• [Set problem]
Output all of the data below exactly as given.

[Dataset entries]
--*--

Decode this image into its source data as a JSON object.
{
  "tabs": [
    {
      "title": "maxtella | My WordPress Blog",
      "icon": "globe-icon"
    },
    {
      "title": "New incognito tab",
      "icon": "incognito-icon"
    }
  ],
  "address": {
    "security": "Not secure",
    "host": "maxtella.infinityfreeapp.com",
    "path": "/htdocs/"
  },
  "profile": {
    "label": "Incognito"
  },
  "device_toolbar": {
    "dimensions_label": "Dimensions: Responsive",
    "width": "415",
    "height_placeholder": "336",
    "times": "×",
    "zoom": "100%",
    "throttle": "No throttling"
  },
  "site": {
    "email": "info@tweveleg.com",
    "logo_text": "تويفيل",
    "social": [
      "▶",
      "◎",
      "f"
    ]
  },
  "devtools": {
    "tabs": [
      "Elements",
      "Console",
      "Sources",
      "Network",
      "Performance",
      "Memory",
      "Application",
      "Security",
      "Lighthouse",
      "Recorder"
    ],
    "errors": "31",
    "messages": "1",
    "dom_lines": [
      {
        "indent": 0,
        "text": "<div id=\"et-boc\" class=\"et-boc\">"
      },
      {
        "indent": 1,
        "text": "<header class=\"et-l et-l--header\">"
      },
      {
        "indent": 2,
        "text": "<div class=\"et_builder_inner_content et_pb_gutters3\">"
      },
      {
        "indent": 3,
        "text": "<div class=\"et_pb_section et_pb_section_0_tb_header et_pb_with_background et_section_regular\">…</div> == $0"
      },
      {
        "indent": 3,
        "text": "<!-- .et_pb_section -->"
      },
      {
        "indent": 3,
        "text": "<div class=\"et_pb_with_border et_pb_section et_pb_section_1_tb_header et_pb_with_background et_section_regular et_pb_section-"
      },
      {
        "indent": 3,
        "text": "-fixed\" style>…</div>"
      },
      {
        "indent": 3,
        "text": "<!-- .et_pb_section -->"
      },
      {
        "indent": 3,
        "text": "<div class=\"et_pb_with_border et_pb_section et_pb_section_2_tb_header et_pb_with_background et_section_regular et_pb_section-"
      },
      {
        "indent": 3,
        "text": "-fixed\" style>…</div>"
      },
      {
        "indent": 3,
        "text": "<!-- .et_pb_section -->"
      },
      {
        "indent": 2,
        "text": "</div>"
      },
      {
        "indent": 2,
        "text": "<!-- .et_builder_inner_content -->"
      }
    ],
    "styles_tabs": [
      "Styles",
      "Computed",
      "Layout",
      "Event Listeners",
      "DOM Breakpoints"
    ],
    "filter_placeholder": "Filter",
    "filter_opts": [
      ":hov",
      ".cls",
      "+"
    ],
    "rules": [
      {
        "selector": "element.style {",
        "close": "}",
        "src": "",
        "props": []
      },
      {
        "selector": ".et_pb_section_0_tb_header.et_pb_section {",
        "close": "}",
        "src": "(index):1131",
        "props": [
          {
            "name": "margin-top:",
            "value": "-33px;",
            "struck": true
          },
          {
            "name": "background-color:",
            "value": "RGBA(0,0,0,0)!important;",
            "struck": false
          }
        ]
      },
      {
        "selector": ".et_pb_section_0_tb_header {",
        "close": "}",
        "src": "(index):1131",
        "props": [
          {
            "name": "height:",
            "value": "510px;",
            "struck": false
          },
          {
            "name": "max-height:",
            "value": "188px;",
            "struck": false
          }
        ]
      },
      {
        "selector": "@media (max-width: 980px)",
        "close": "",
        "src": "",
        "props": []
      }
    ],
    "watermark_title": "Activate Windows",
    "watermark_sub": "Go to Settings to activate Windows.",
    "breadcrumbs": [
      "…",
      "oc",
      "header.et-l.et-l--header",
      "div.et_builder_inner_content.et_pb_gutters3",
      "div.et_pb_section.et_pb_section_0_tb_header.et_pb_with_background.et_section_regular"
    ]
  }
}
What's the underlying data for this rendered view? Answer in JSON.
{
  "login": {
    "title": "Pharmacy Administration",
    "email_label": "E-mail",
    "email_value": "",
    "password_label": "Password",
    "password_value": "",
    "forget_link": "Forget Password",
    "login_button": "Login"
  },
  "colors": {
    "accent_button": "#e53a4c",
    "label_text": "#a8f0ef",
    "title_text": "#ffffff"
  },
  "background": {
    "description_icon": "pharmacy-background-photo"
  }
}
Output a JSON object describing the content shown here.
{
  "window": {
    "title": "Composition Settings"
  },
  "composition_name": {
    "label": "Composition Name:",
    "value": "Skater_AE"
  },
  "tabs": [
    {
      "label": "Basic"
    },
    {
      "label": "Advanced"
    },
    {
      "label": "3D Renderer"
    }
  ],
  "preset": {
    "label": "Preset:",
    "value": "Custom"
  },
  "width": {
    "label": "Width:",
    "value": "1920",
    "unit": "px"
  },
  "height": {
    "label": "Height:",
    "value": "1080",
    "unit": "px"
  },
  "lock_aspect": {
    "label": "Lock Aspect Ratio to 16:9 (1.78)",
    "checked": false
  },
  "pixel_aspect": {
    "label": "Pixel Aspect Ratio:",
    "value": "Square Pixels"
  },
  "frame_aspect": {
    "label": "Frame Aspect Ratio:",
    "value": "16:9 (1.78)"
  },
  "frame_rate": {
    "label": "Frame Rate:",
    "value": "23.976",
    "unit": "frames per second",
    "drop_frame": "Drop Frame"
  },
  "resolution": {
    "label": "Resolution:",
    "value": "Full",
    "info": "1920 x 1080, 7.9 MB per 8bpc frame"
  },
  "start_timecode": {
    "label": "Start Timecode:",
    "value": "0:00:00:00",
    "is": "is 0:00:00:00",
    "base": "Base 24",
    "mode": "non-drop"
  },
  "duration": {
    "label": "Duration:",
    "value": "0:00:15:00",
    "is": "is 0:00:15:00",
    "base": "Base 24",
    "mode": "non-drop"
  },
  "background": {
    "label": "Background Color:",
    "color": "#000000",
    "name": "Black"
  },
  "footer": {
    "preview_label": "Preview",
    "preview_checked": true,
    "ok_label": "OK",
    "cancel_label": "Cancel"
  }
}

--*--

• [In response]
Decode this image into its source data as a JSON object.
{
  "tabs": [
    {
      "title": "maxtella | My WordPress Blog",
      "icon": "globe-icon"
    },
    {
      "title": "New incognito tab",
      "icon": "incognito-icon"
    }
  ],
  "address": {
    "security": "Not secure",
    "host": "maxtella.infinityfreeapp.com",
    "path": "/htdocs/"
  },
  "profile": {
    "label": "Incognito"
  },
  "device_toolbar": {
    "dimensions_label": "Dimensions: Responsive",
    "width": "415",
    "height_placeholder": "336",
    "times": "×",
    "zoom": "100%",
    "throttle": "No throttling"
  },
  "site": {
    "email": "info@tweveleg.com",
    "logo_text": "تويفيل",
    "social": [
      "▶",
      "◎",
      "f"
    ]
  },
  "devtools": {
    "tabs": [
      "Elements",
      "Console",
      "Sources",
      "Network",
      "Performance",
      "Memory",
      "Application",
      "Security",
      "Lighthouse",
      "Recorder"
    ],
    "errors": "31",
    "messages": "1",
    "dom_lines": [
      {
        "indent": 0,
        "text": "<div id=\"et-boc\" class=\"et-boc\">"
      },
      {
        "indent": 1,
        "text": "<header class=\"et-l et-l--header\">"
      },
      {
        "indent": 2,
        "text": "<div class=\"et_builder_inner_content et_pb_gutters3\">"
      },
      {
        "indent": 3,
        "text": "<div class=\"et_pb_section et_pb_section_0_tb_header et_pb_with_background et_section_regular\">…</div> == $0"
      },
      {
        "indent": 3,
        "text": "<!-- .et_pb_section -->"
      },
      {
        "indent": 3,
        "text": "<div class=\"et_pb_with_border et_pb_section et_pb_section_1_tb_header et_pb_with_background et_section_regular et_pb_section-"
      },
      {
        "indent": 3,
        "text": "-fixed\" style>…</div>"
      },
      {
        "indent": 3,
        "text": "<!-- .et_pb_section -->"
      },
      {
        "indent": 3,
        "text": "<div class=\"et_pb_with_border et_pb_section et_pb_section_2_tb_header et_pb_with_background et_section_regular et_pb_section-"
      },
      {
        "indent": 3,
        "text": "-fixed\" style>…</div>"
      },
      {
        "indent": 3,
        "text": "<!-- .et_pb_section -->"
      },
      {
        "indent": 2,
        "text": "</div>"
      },
      {
        "indent": 2,
        "text": "<!-- .et_builder_inner_content -->"
      }
    ],
    "styles_tabs": [
      "Styles",
      "Computed",
      "Layout",
      "Event Listeners",
      "DOM Breakpoints"
    ],
    "filter_placeholder": "Filter",
    "filter_opts": [
      ":hov",
      ".cls",
      "+"
    ],
    "rules": [
      {
        "selector": "element.style {",
        "close": "}",
        "src": "",
        "props": []
      },
      {
        "selector": ".et_pb_section_0_tb_header.et_pb_section {",
        "close": "}",
        "src": "(index):1131",
        "props": [
          {
            "name": "margin-top:",
            "value": "-33px;",
            "struck": true
          },
          {
            "name": "background-color:",
            "value": "RGBA(0,0,0,0)!important;",
            "struck": false
          }
        ]
      },
      {
        "selector": ".et_pb_section_0_tb_header {",
        "close": "}",
        "src": "(index):1131",
        "props": [
          {
            "name": "height:",
            "value": "510px;",
            "struck": false
          },
          {
            "name": "max-height:",
            "value": "188px;",
            "struck": false
          }
        ]
      },
      {
        "selector": "@media (max-width: 980px)",
        "close": "",
        "src": "",
        "props": []
      }
    ],
    "watermark_title": "Activate Windows",
    "watermark_sub": "Go to Settings to activate Windows.",
    "breadcrumbs": [
      "…",
      "oc",
      "header.et-l.et-l--header",
      "div.et_builder_inner_content.et_pb_gutters3",
      "div.et_pb_section.et_pb_section_0_tb_header.et_pb_with_background.et_section_regular"
    ]
  }
}
What's the underlying data for this rendered view? Answer in JSON.
{
  "login": {
    "title": "Pharmacy Administration",
    "email_label": "E-mail",
    "email_value": "",
    "password_label": "Password",
    "password_value": "",
    "forget_link": "Forget Password",
    "login_button": "Login"
  },
  "colors": {
    "accent_button": "#e53a4c",
    "label_text": "#a8f0ef",
    "title_text": "#ffffff"
  },
  "background": {
    "description_icon": "pharmacy-background-photo"
  }
}
Output a JSON object describing the content shown here.
{
  "window": {
    "title": "Composition Settings"
  },
  "composition_name": {
    "label": "Composition Name:",
    "value": "Skater_AE"
  },
  "tabs": [
    {
      "label": "Basic"
    },
    {
      "label": "Advanced"
    },
    {
      "label": "3D Renderer"
    }
  ],
  "preset": {
    "label": "Preset:",
    "value": "Custom"
  },
  "width": {
    "label": "Width:",
    "value": "1920",
    "unit": "px"
  },
  "height": {
    "label": "Height:",
    "value": "1080",
    "unit": "px"
  },
  "lock_aspect": {
    "label": "Lock Aspect Ratio to 16:9 (1.78)",
    "checked": false
  },
  "pixel_aspect": {
    "label": "Pixel Aspect Ratio:",
    "value": "Square Pixels"
  },
  "frame_aspect": {
    "label": "Frame Aspect Ratio:",
    "value": "16:9 (1.78)"
  },
  "frame_rate": {
    "label": "Frame Rate:",
    "value": "23.976",
    "unit": "frames per second",
    "drop_frame": "Drop Frame"
  },
  "resolution": {
    "label": "Resolution:",
    "value": "Full",
    "info": "1920 x 1080, 7.9 MB per 8bpc frame"
  },
  "start_timecode": {
    "label": "Start Timecode:",
    "value": "0:00:00:00",
    "is": "is 0:00:00:00",
    "base": "Base 24",
    "mode": "non-drop"
  },
  "duration": {
    "label": "Duration:",
    "value": "0:00:15:00",
    "is": "is 0:00:15:00",
    "base": "Base 24",
    "mode": "non-drop"
  },
  "background": {
    "label": "Background Color:",
    "color": "#000000",
    "name": "Black"
  },
  "footer": {
    "preview_label": "Preview",
    "preview_checked": true,
    "ok_label": "OK",
    "cancel_label": "Cancel"
  }
}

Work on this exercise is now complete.